[Dataset listings of figures]
◆ ◆ ◆ ◆

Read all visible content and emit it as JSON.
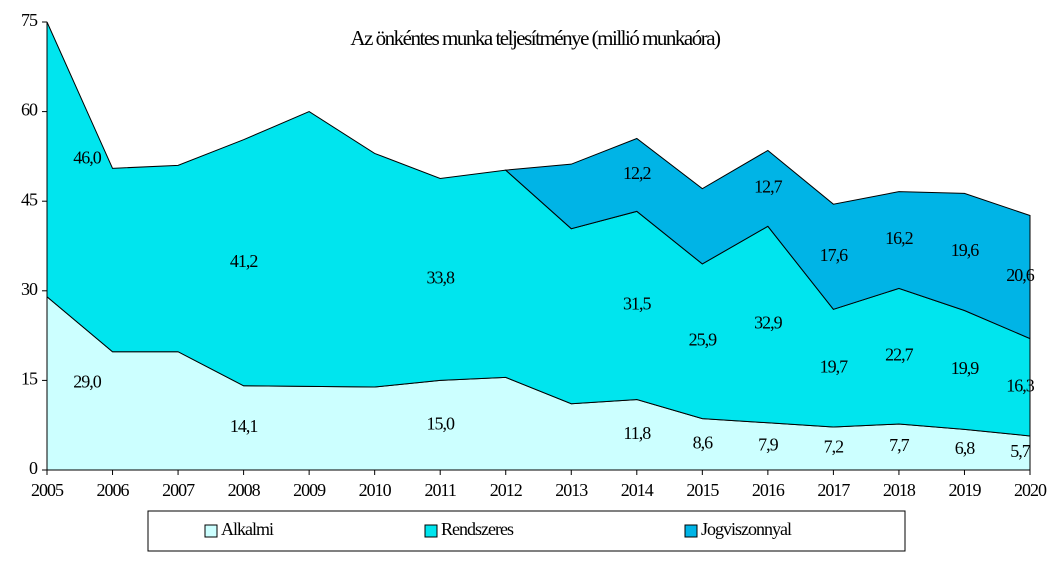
{
  "chart_data": {
    "type": "stacked_area",
    "title": "Az önkéntes munka teljesítménye (millió munkaóra)",
    "categories": [
      "2005",
      "2006",
      "2007",
      "2008",
      "2009",
      "2010",
      "2011",
      "2012",
      "2013",
      "2014",
      "2015",
      "2016",
      "2017",
      "2018",
      "2019",
      "2020"
    ],
    "series": [
      {
        "name": "Alkalmi",
        "color": "#ccffff",
        "values": [
          29.0,
          19.8,
          19.8,
          14.1,
          14.0,
          13.9,
          15.0,
          15.5,
          11.1,
          11.8,
          8.6,
          7.9,
          7.2,
          7.7,
          6.8,
          5.7
        ],
        "value_labels": [
          "29,0",
          null,
          null,
          "14,1",
          null,
          null,
          "15,0",
          null,
          null,
          "11,8",
          "8,6",
          "7,9",
          "7,2",
          "7,7",
          "6,8",
          "5,7"
        ]
      },
      {
        "name": "Rendszeres",
        "color": "#00e5ee",
        "values": [
          46.0,
          30.7,
          31.2,
          41.2,
          46.0,
          39.1,
          33.8,
          34.7,
          29.3,
          31.5,
          25.9,
          32.9,
          19.7,
          22.7,
          19.9,
          16.3
        ],
        "value_labels": [
          "46,0",
          null,
          null,
          "41,2",
          null,
          null,
          "33,8",
          null,
          null,
          "31,5",
          "25,9",
          "32,9",
          "19,7",
          "22,7",
          "19,9",
          "16,3"
        ]
      },
      {
        "name": "Jogviszonnyal",
        "color": "#00b4e6",
        "values": [
          null,
          null,
          null,
          null,
          null,
          null,
          null,
          0,
          10.8,
          12.2,
          12.6,
          12.7,
          17.6,
          16.2,
          19.6,
          20.6
        ],
        "value_labels": [
          null,
          null,
          null,
          null,
          null,
          null,
          null,
          null,
          null,
          "12,2",
          null,
          "12,7",
          "17,6",
          "16,2",
          "19,6",
          "20,6"
        ]
      }
    ],
    "ylim": [
      0,
      75
    ],
    "yticks": [
      0,
      15,
      30,
      45,
      60,
      75
    ]
  }
}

◆ ◆ ◆ ◆

* _Task to complete_
Copy every entry word for word, but omit the pictures.

* _Solution to the problem_
Read all visible content and emit it as JSON.
{
  "chart_data": {
    "type": "stacked_area",
    "title": "Az önkéntes munka teljesítménye (millió munkaóra)",
    "categories": [
      "2005",
      "2006",
      "2007",
      "2008",
      "2009",
      "2010",
      "2011",
      "2012",
      "2013",
      "2014",
      "2015",
      "2016",
      "2017",
      "2018",
      "2019",
      "2020"
    ],
    "series": [
      {
        "name": "Alkalmi",
        "color": "#ccffff",
        "values": [
          29.0,
          19.8,
          19.8,
          14.1,
          14.0,
          13.9,
          15.0,
          15.5,
          11.1,
          11.8,
          8.6,
          7.9,
          7.2,
          7.7,
          6.8,
          5.7
        ],
        "value_labels": [
          "29,0",
          null,
          null,
          "14,1",
          null,
          null,
          "15,0",
          null,
          null,
          "11,8",
          "8,6",
          "7,9",
          "7,2",
          "7,7",
          "6,8",
          "5,7"
        ]
      },
      {
        "name": "Rendszeres",
        "color": "#00e5ee",
        "values": [
          46.0,
          30.7,
          31.2,
          41.2,
          46.0,
          39.1,
          33.8,
          34.7,
          29.3,
          31.5,
          25.9,
          32.9,
          19.7,
          22.7,
          19.9,
          16.3
        ],
        "value_labels": [
          "46,0",
          null,
          null,
          "41,2",
          null,
          null,
          "33,8",
          null,
          null,
          "31,5",
          "25,9",
          "32,9",
          "19,7",
          "22,7",
          "19,9",
          "16,3"
        ]
      },
      {
        "name": "Jogviszonnyal",
        "color": "#00b4e6",
        "values": [
          null,
          null,
          null,
          null,
          null,
          null,
          null,
          0,
          10.8,
          12.2,
          12.6,
          12.7,
          17.6,
          16.2,
          19.6,
          20.6
        ],
        "value_labels": [
          null,
          null,
          null,
          null,
          null,
          null,
          null,
          null,
          null,
          "12,2",
          null,
          "12,7",
          "17,6",
          "16,2",
          "19,6",
          "20,6"
        ]
      }
    ],
    "ylim": [
      0,
      75
    ],
    "yticks": [
      0,
      15,
      30,
      45,
      60,
      75
    ]
  }
}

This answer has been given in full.